__Information provided__.
>>>>
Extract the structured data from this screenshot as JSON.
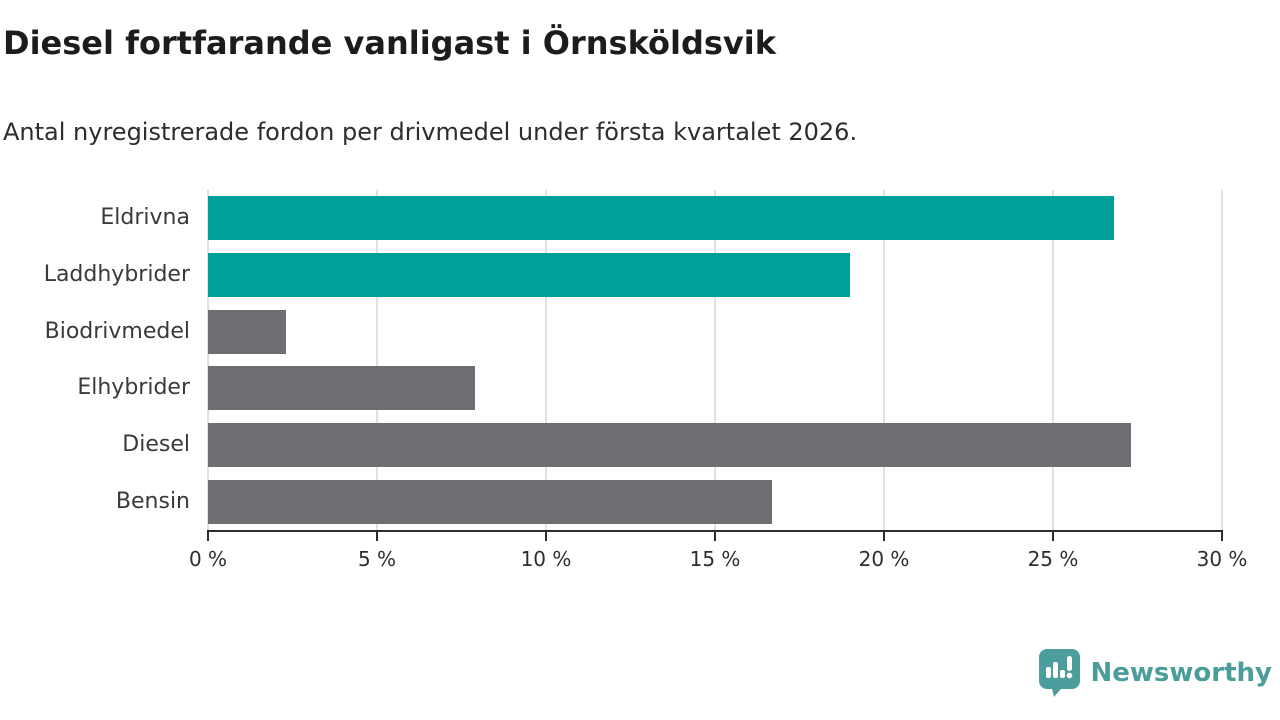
{
  "chart_data": {
    "type": "bar",
    "orientation": "horizontal",
    "title": "Diesel fortfarande vanligast i Örnsköldsvik",
    "subtitle": "Antal nyregistrerade fordon per drivmedel under första kvartalet 2026.",
    "categories": [
      "Eldrivna",
      "Laddhybrider",
      "Biodrivmedel",
      "Elhybrider",
      "Diesel",
      "Bensin"
    ],
    "values": [
      26.8,
      19.0,
      2.3,
      7.9,
      27.3,
      16.7
    ],
    "unit": "%",
    "xlim": [
      0,
      30
    ],
    "x_ticks": [
      "0 %",
      "5 %",
      "10 %",
      "15 %",
      "20 %",
      "25 %",
      "30 %"
    ],
    "bar_colors": [
      "#00a09a",
      "#00a09a",
      "#6d6d72",
      "#6d6d72",
      "#6d6d72",
      "#6d6d72"
    ],
    "accent_color": "#00a09a",
    "neutral_color": "#6d6d72",
    "grid": "vertical",
    "legend": "none"
  },
  "footer": {
    "brand": "Newsworthy",
    "brand_color": "#4a9d9a"
  }
}
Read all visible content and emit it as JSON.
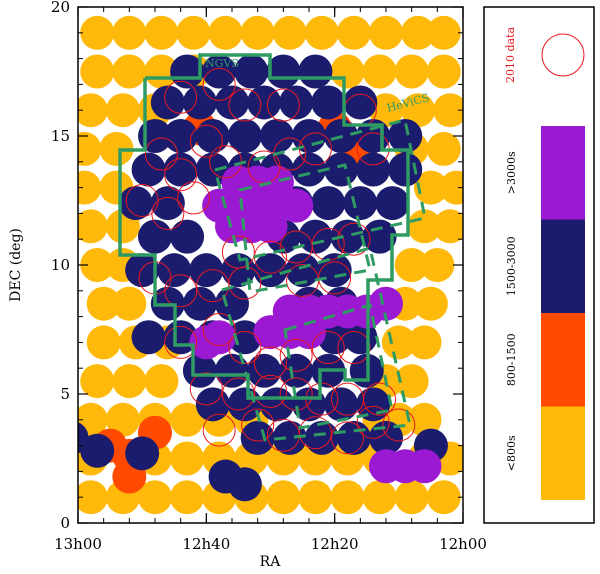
{
  "chart_data": {
    "type": "scatter",
    "title": "",
    "xlabel": "RA",
    "ylabel": "DEC (deg)",
    "x_axis": {
      "direction": "decreasing-left-to-right",
      "range_minutes_from_12h": [
        60,
        0
      ],
      "tick_labels": [
        "13h00",
        "12h40",
        "12h20",
        "12h00"
      ],
      "tick_values_minutes_from_12h": [
        60,
        40,
        20,
        0
      ]
    },
    "y_axis": {
      "range": [
        0,
        20
      ],
      "tick_labels": [
        "0",
        "5",
        "10",
        "15",
        "20"
      ],
      "tick_values": [
        0,
        5,
        10,
        15,
        20
      ]
    },
    "legend": {
      "position": "right-panel",
      "title_2010": "2010 data",
      "entries": [
        {
          "label": ">3000s",
          "color": "#9b19d2"
        },
        {
          "label": "1500-3000",
          "color": "#1c1c6e"
        },
        {
          "label": "800-1500",
          "color": "#ff4a00"
        },
        {
          "label": "<800s",
          "color": "#ffb90a"
        }
      ]
    },
    "annotations": [
      {
        "text": "NGVS",
        "color": "#2e9b62"
      },
      {
        "text": "HeViCS",
        "color": "#2e9b62"
      }
    ],
    "colors": {
      "deep": "#9b19d2",
      "medium": "#1c1c6e",
      "shallow": "#ff4a00",
      "very_shallow": "#ffb90a",
      "ring_2010": "#e8191f",
      "outline": "#2e9b62"
    },
    "series": [
      {
        "name": "<800s",
        "color": "#ffb90a",
        "points": [
          [
            57,
            19
          ],
          [
            52,
            19
          ],
          [
            47,
            19
          ],
          [
            42,
            19
          ],
          [
            37,
            19
          ],
          [
            32,
            19
          ],
          [
            27,
            19
          ],
          [
            22,
            19
          ],
          [
            17,
            19
          ],
          [
            12,
            19
          ],
          [
            7,
            19
          ],
          [
            3,
            19
          ],
          [
            57,
            17.5
          ],
          [
            52,
            17.5
          ],
          [
            47,
            17.5
          ],
          [
            42,
            17.5
          ],
          [
            18,
            17.5
          ],
          [
            13,
            17.5
          ],
          [
            8,
            17.5
          ],
          [
            3,
            17.5
          ],
          [
            58,
            16
          ],
          [
            53,
            16
          ],
          [
            48,
            16
          ],
          [
            12,
            16
          ],
          [
            7,
            16
          ],
          [
            2,
            16
          ],
          [
            59,
            14.5
          ],
          [
            54,
            14.5
          ],
          [
            8,
            14.5
          ],
          [
            3,
            14.5
          ],
          [
            59,
            13
          ],
          [
            54,
            13
          ],
          [
            5,
            13
          ],
          [
            1,
            13
          ],
          [
            58,
            11.5
          ],
          [
            53,
            11.5
          ],
          [
            6,
            11.5
          ],
          [
            2,
            11.5
          ],
          [
            57,
            10
          ],
          [
            53,
            10
          ],
          [
            8,
            10
          ],
          [
            4,
            10
          ],
          [
            56,
            8.5
          ],
          [
            52,
            8.5
          ],
          [
            9,
            8.5
          ],
          [
            5,
            8.5
          ],
          [
            56,
            7
          ],
          [
            51,
            7
          ],
          [
            46,
            7
          ],
          [
            10,
            7
          ],
          [
            6,
            7
          ],
          [
            57,
            5.5
          ],
          [
            52,
            5.5
          ],
          [
            47,
            5.5
          ],
          [
            12,
            5.5
          ],
          [
            8,
            5.5
          ],
          [
            58,
            4
          ],
          [
            53,
            4
          ],
          [
            48,
            4
          ],
          [
            43,
            4
          ],
          [
            38,
            4
          ],
          [
            33,
            4
          ],
          [
            13,
            4
          ],
          [
            10,
            4
          ],
          [
            6,
            4
          ],
          [
            58,
            2.5
          ],
          [
            48,
            2.5
          ],
          [
            43,
            2.5
          ],
          [
            38,
            2.5
          ],
          [
            33,
            2.5
          ],
          [
            28,
            2.5
          ],
          [
            23,
            2.5
          ],
          [
            18,
            2.5
          ],
          [
            13,
            2.5
          ],
          [
            6,
            2.5
          ],
          [
            2,
            2.5
          ],
          [
            58,
            1
          ],
          [
            53,
            1
          ],
          [
            48,
            1
          ],
          [
            43,
            1
          ],
          [
            38,
            1
          ],
          [
            33,
            1
          ],
          [
            28,
            1
          ],
          [
            23,
            1
          ],
          [
            18,
            1
          ],
          [
            13,
            1
          ],
          [
            8,
            1
          ],
          [
            3,
            1
          ]
        ]
      },
      {
        "name": "800-1500",
        "color": "#ff4a00",
        "points": [
          [
            41,
            15.3
          ],
          [
            16,
            14.5
          ],
          [
            20,
            15.3
          ],
          [
            23,
            8
          ],
          [
            55,
            3
          ],
          [
            52,
            2.6
          ],
          [
            48,
            3.5
          ],
          [
            52,
            1.8
          ]
        ]
      },
      {
        "name": "1500-3000",
        "color": "#1c1c6e",
        "points": [
          [
            43,
            17.5
          ],
          [
            38,
            17.5
          ],
          [
            33,
            17.5
          ],
          [
            28,
            17.5
          ],
          [
            23,
            17.5
          ],
          [
            46,
            16.3
          ],
          [
            41,
            16.3
          ],
          [
            36,
            16.3
          ],
          [
            31,
            16.3
          ],
          [
            26,
            16.3
          ],
          [
            21,
            16.3
          ],
          [
            16,
            16.3
          ],
          [
            48,
            15
          ],
          [
            44,
            15
          ],
          [
            39,
            15
          ],
          [
            34,
            15
          ],
          [
            29,
            15
          ],
          [
            24,
            15
          ],
          [
            19,
            15
          ],
          [
            14,
            15
          ],
          [
            9,
            15
          ],
          [
            49,
            13.7
          ],
          [
            44,
            13.7
          ],
          [
            39,
            13.7
          ],
          [
            34,
            13.7
          ],
          [
            29,
            13.7
          ],
          [
            24,
            13.7
          ],
          [
            19,
            13.7
          ],
          [
            14,
            13.7
          ],
          [
            9,
            13.7
          ],
          [
            51,
            12.4
          ],
          [
            46,
            12.4
          ],
          [
            26,
            12.4
          ],
          [
            21,
            12.4
          ],
          [
            16,
            12.4
          ],
          [
            11,
            12.4
          ],
          [
            48,
            11.1
          ],
          [
            43,
            11.1
          ],
          [
            28,
            11.1
          ],
          [
            23,
            11.1
          ],
          [
            18,
            11.1
          ],
          [
            13,
            11.1
          ],
          [
            50,
            9.8
          ],
          [
            45,
            9.8
          ],
          [
            40,
            9.8
          ],
          [
            35,
            9.8
          ],
          [
            30,
            9.8
          ],
          [
            25,
            9.8
          ],
          [
            20,
            9.8
          ],
          [
            46,
            8.5
          ],
          [
            41,
            8.5
          ],
          [
            36,
            8.5
          ],
          [
            24,
            8.5
          ],
          [
            19,
            8.5
          ],
          [
            49,
            7.2
          ],
          [
            44,
            7.2
          ],
          [
            39,
            7.2
          ],
          [
            34,
            7.2
          ],
          [
            20,
            7.2
          ],
          [
            16,
            7.2
          ],
          [
            41,
            5.9
          ],
          [
            36,
            5.9
          ],
          [
            31,
            5.9
          ],
          [
            26,
            5.9
          ],
          [
            21,
            5.9
          ],
          [
            15,
            5.9
          ],
          [
            39,
            4.6
          ],
          [
            34,
            4.6
          ],
          [
            29,
            4.6
          ],
          [
            24,
            4.6
          ],
          [
            19,
            4.6
          ],
          [
            14,
            4.6
          ],
          [
            32,
            3.3
          ],
          [
            27,
            3.3
          ],
          [
            22,
            3.3
          ],
          [
            17,
            3.3
          ],
          [
            12,
            3.3
          ],
          [
            61,
            3.3
          ],
          [
            57,
            2.8
          ],
          [
            50,
            2.7
          ],
          [
            37,
            1.8
          ],
          [
            34,
            1.5
          ],
          [
            5,
            3
          ]
        ]
      },
      {
        "name": ">3000s",
        "color": "#9b19d2",
        "points": [
          [
            35,
            13.2
          ],
          [
            32,
            13.2
          ],
          [
            29,
            13.2
          ],
          [
            38,
            12.3
          ],
          [
            35,
            12.3
          ],
          [
            32,
            12.3
          ],
          [
            29,
            12.3
          ],
          [
            26,
            12.3
          ],
          [
            36,
            11.5
          ],
          [
            33,
            11.5
          ],
          [
            30,
            11.5
          ],
          [
            27,
            8.2
          ],
          [
            24,
            8.2
          ],
          [
            21,
            8.2
          ],
          [
            18,
            8.2
          ],
          [
            15,
            8.2
          ],
          [
            30,
            7.4
          ],
          [
            27,
            7.4
          ],
          [
            24,
            7.4
          ],
          [
            38,
            7.2
          ],
          [
            40,
            7
          ],
          [
            12,
            8.5
          ],
          [
            12,
            2.2
          ],
          [
            9,
            2.2
          ],
          [
            6,
            2.2
          ]
        ]
      },
      {
        "name": "2010 data",
        "color": "#e8191f",
        "points": [
          [
            44,
            16.5
          ],
          [
            38,
            17
          ],
          [
            34,
            16.2
          ],
          [
            28,
            16.2
          ],
          [
            16,
            16
          ],
          [
            14,
            14.5
          ],
          [
            47,
            14.3
          ],
          [
            44,
            13.5
          ],
          [
            40,
            14.8
          ],
          [
            37,
            14
          ],
          [
            31,
            13.8
          ],
          [
            27,
            14.3
          ],
          [
            23,
            14.5
          ],
          [
            50,
            12.5
          ],
          [
            46,
            12
          ],
          [
            42,
            12.6
          ],
          [
            35,
            10.5
          ],
          [
            30,
            10.3
          ],
          [
            26,
            10.7
          ],
          [
            21,
            10.8
          ],
          [
            17,
            11
          ],
          [
            48,
            9.5
          ],
          [
            44,
            9
          ],
          [
            39,
            9.2
          ],
          [
            34,
            9.3
          ],
          [
            25,
            9.4
          ],
          [
            20,
            9.5
          ],
          [
            44,
            7
          ],
          [
            38,
            7.5
          ],
          [
            34,
            6.8
          ],
          [
            30,
            6.2
          ],
          [
            26,
            6.5
          ],
          [
            21,
            6.8
          ],
          [
            17,
            6.8
          ],
          [
            40,
            5.2
          ],
          [
            35,
            5
          ],
          [
            30,
            5.1
          ],
          [
            26,
            5
          ],
          [
            22,
            4.8
          ],
          [
            18,
            4.8
          ],
          [
            13,
            4.8
          ],
          [
            14,
            3.9
          ],
          [
            10,
            3.8
          ],
          [
            38,
            3.6
          ],
          [
            32,
            3.8
          ],
          [
            28,
            3.4
          ],
          [
            23,
            3.5
          ],
          [
            18,
            3.3
          ]
        ]
      }
    ]
  }
}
<<<<
__Exercise prompt__.
Copy whichever lines in the listing above contain the word "name".

__Answer to the problem__.
        "name": "<800s",
        "name": "800-1500",
        "name": "1500-3000",
        "name": ">3000s",
        "name": "2010 data",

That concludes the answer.